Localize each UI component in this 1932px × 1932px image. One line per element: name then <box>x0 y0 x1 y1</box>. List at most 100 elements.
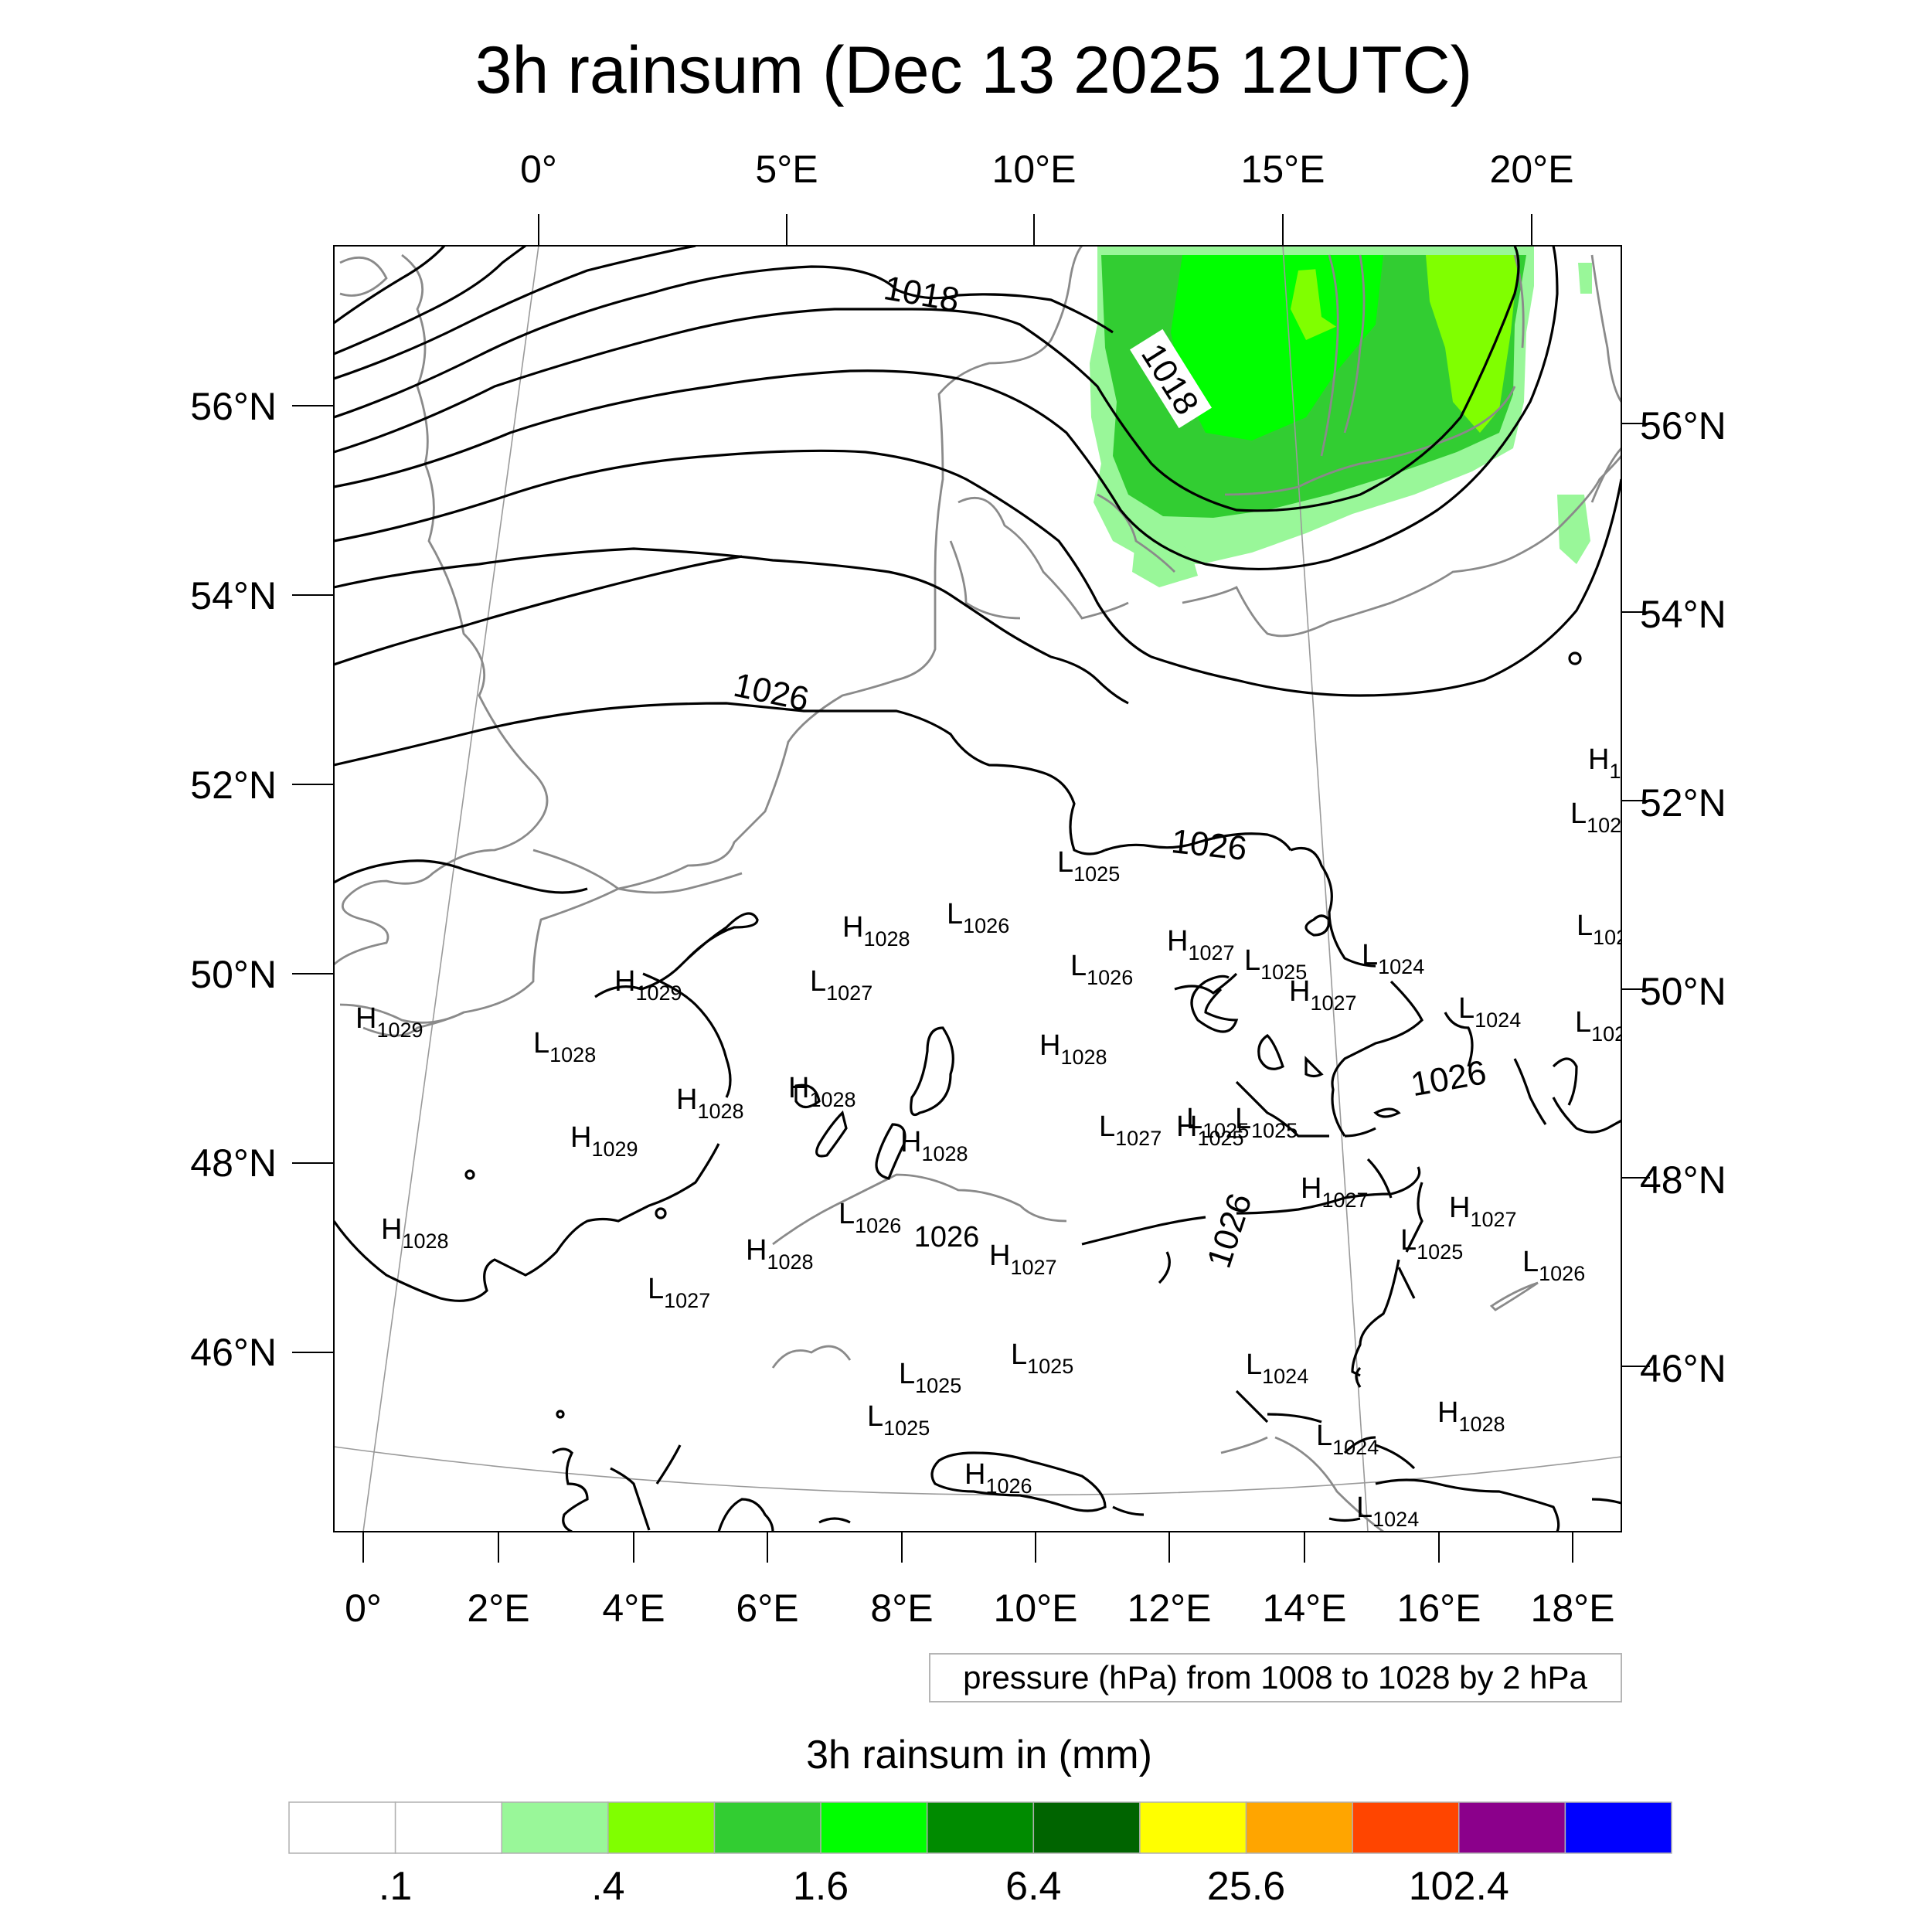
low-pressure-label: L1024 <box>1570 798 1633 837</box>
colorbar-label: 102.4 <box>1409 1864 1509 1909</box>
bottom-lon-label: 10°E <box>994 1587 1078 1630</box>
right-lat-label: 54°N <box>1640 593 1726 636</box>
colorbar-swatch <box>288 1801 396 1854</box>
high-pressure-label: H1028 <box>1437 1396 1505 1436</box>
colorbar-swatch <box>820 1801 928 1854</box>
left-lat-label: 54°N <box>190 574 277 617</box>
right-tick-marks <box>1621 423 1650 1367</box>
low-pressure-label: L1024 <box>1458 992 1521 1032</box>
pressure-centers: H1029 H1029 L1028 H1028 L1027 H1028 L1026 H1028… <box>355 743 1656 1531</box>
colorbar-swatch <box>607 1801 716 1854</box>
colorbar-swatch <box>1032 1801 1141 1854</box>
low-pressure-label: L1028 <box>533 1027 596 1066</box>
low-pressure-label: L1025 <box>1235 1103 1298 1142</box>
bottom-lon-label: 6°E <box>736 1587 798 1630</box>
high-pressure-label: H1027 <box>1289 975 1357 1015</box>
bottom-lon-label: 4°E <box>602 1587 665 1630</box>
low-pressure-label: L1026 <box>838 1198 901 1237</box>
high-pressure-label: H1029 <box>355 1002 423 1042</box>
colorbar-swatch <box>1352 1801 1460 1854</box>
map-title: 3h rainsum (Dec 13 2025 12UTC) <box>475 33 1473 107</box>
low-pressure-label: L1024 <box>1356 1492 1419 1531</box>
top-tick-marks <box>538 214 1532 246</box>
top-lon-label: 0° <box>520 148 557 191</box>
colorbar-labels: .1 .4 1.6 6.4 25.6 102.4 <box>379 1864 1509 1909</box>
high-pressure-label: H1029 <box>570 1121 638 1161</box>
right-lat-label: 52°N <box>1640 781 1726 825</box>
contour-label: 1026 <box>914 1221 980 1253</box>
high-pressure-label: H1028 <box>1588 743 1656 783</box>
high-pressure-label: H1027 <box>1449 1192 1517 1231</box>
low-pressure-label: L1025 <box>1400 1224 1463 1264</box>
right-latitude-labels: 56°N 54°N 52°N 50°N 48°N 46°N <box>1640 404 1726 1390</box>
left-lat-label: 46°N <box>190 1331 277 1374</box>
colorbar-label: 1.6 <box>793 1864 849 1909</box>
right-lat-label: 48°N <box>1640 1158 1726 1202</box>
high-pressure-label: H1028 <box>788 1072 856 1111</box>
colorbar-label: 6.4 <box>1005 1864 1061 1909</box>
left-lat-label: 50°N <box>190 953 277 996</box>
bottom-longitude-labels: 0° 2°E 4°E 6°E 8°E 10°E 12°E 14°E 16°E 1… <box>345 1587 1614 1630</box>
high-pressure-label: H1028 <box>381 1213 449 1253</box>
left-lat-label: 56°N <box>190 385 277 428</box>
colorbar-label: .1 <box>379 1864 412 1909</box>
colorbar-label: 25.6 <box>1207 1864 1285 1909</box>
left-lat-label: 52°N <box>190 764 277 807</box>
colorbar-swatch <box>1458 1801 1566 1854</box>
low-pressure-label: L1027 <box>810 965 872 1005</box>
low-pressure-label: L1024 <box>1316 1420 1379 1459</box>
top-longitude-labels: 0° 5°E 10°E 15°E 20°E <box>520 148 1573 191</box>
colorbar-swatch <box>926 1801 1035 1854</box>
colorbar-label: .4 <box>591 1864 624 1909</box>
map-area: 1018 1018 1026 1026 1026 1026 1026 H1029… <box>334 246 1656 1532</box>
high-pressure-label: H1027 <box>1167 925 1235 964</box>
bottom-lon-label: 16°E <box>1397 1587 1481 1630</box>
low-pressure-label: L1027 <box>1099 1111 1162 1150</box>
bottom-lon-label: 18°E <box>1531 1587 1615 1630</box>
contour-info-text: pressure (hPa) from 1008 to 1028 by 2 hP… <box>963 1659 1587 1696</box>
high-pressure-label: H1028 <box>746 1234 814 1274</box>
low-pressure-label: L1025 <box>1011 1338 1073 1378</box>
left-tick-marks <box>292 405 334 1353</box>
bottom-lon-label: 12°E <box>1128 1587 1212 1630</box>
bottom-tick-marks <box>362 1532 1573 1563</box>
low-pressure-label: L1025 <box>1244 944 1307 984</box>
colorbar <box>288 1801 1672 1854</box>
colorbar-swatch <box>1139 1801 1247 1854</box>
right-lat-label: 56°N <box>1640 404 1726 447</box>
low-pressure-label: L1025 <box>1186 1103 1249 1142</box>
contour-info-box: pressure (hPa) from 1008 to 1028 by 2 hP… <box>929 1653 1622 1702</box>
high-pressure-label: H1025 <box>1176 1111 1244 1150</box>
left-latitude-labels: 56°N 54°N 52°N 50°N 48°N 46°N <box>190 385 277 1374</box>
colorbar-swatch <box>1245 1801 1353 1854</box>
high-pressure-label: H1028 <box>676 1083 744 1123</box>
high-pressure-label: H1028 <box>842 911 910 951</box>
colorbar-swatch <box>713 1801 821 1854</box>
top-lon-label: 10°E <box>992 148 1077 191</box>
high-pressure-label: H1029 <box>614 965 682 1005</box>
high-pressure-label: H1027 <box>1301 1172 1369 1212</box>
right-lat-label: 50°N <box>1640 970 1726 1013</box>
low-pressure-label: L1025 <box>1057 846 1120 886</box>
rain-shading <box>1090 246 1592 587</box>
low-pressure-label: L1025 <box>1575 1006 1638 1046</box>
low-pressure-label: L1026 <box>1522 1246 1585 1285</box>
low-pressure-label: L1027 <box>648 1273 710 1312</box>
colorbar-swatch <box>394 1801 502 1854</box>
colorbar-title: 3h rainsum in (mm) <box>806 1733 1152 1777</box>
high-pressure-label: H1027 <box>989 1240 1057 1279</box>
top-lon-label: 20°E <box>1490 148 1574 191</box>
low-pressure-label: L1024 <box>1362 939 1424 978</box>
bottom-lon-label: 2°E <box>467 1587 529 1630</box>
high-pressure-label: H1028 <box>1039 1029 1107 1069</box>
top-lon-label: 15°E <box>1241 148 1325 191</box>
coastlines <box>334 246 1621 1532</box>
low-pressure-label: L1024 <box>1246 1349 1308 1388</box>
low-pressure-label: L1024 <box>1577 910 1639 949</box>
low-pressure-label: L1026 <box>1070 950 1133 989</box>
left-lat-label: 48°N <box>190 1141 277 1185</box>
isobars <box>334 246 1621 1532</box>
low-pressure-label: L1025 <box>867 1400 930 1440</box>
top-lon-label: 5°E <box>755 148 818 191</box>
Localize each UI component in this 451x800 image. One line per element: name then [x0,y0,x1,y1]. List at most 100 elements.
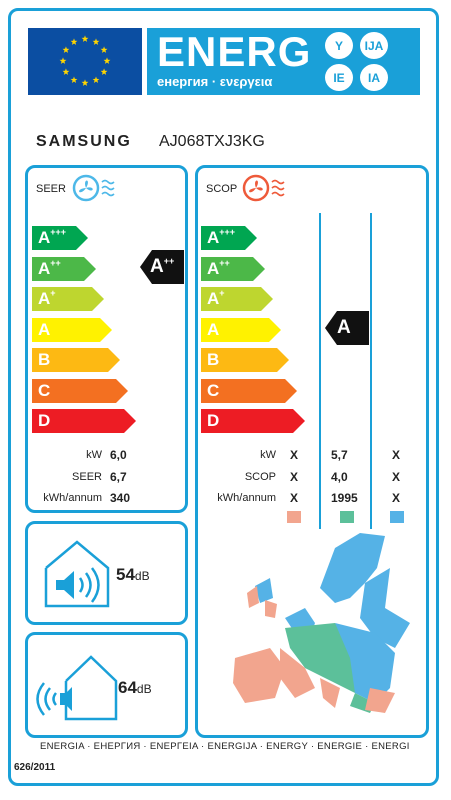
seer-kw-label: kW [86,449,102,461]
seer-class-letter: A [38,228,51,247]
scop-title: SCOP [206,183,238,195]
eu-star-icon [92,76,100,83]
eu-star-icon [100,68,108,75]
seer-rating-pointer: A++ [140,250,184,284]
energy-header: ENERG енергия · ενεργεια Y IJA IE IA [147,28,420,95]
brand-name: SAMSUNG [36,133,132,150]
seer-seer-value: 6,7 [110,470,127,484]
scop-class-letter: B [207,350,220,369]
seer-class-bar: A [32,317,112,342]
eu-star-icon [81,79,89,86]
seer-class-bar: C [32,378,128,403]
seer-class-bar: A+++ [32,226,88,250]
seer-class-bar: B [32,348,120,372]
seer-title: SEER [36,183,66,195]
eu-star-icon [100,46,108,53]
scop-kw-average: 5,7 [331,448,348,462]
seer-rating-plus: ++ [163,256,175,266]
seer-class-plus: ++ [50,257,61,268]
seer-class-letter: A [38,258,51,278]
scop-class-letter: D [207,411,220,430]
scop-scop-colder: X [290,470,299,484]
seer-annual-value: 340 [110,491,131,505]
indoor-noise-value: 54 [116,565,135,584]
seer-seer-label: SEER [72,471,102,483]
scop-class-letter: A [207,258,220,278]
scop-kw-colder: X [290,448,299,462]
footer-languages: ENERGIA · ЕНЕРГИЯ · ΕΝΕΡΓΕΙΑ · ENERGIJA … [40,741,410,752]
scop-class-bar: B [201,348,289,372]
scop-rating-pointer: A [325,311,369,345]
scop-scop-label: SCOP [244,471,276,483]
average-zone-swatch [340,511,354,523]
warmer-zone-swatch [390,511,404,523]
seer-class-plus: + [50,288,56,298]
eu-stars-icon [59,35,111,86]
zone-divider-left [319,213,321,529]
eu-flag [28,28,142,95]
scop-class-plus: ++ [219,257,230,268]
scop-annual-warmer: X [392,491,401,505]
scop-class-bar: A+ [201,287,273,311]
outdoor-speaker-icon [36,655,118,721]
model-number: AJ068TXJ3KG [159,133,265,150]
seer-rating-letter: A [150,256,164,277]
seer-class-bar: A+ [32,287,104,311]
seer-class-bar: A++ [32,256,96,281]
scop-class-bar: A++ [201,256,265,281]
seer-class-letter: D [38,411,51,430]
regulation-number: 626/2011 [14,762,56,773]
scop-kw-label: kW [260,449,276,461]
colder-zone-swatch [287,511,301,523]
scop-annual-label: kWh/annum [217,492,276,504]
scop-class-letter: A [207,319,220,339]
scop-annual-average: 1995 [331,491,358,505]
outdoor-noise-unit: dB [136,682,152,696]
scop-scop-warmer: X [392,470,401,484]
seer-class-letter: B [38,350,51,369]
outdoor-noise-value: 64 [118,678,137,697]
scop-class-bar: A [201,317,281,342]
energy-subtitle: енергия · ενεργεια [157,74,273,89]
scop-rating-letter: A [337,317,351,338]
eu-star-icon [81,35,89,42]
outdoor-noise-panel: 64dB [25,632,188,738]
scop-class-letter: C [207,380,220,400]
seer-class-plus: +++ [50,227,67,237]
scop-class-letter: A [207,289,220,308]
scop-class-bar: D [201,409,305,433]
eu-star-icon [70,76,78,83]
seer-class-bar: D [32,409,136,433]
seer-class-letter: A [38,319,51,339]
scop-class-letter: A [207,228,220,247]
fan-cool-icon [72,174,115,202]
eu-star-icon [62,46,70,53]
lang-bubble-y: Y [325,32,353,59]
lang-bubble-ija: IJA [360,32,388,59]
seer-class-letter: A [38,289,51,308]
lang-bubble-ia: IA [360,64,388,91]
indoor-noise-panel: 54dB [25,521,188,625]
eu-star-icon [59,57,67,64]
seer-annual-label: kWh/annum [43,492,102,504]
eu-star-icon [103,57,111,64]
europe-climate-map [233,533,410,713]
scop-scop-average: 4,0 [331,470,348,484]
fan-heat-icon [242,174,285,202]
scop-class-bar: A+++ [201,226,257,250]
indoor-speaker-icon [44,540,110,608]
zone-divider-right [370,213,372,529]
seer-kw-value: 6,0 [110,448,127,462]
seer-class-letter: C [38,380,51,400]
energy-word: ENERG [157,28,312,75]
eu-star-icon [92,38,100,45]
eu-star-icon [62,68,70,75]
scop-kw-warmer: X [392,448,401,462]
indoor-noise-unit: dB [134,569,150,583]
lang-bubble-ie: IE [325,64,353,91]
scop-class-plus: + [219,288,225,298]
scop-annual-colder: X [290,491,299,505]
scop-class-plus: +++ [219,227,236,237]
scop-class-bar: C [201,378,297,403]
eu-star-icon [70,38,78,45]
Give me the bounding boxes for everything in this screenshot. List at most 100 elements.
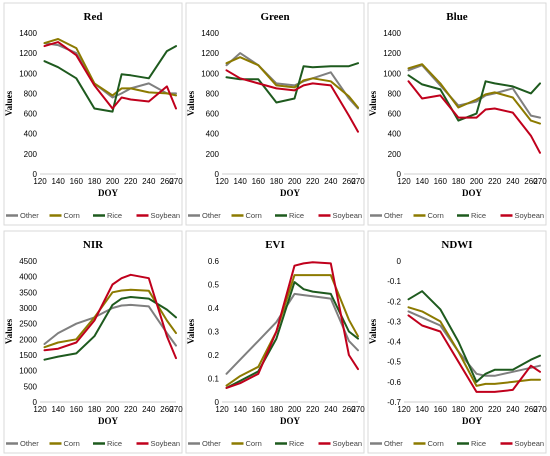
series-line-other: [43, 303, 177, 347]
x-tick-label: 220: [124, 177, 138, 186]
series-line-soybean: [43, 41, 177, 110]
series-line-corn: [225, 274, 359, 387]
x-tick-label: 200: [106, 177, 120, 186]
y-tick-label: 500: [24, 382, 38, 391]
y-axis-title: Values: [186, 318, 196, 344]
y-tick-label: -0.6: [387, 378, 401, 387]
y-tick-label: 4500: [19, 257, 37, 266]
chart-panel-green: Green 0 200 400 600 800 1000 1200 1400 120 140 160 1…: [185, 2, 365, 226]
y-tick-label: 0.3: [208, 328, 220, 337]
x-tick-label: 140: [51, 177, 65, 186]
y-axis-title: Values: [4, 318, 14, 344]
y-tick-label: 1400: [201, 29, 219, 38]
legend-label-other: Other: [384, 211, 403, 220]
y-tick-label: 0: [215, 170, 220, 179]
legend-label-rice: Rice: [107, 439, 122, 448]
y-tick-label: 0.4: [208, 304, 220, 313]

To be done -
Copy everything from the line containing "series-line-other: [43, 303, 177, 347]" down to the line containing "y-tick-label: 4500: [19, 257, 37, 266]", keeping every character of each line unchanged.

Written solution -
series-line-other: [43, 303, 177, 347]
x-tick-label: 220: [124, 177, 138, 186]
series-line-soybean: [43, 41, 177, 110]
series-line-corn: [225, 274, 359, 387]
x-tick-label: 200: [106, 177, 120, 186]
y-tick-label: 500: [24, 382, 38, 391]
y-axis-title: Values: [186, 318, 196, 344]
y-tick-label: -0.6: [387, 378, 401, 387]
y-tick-label: 4500: [19, 257, 37, 266]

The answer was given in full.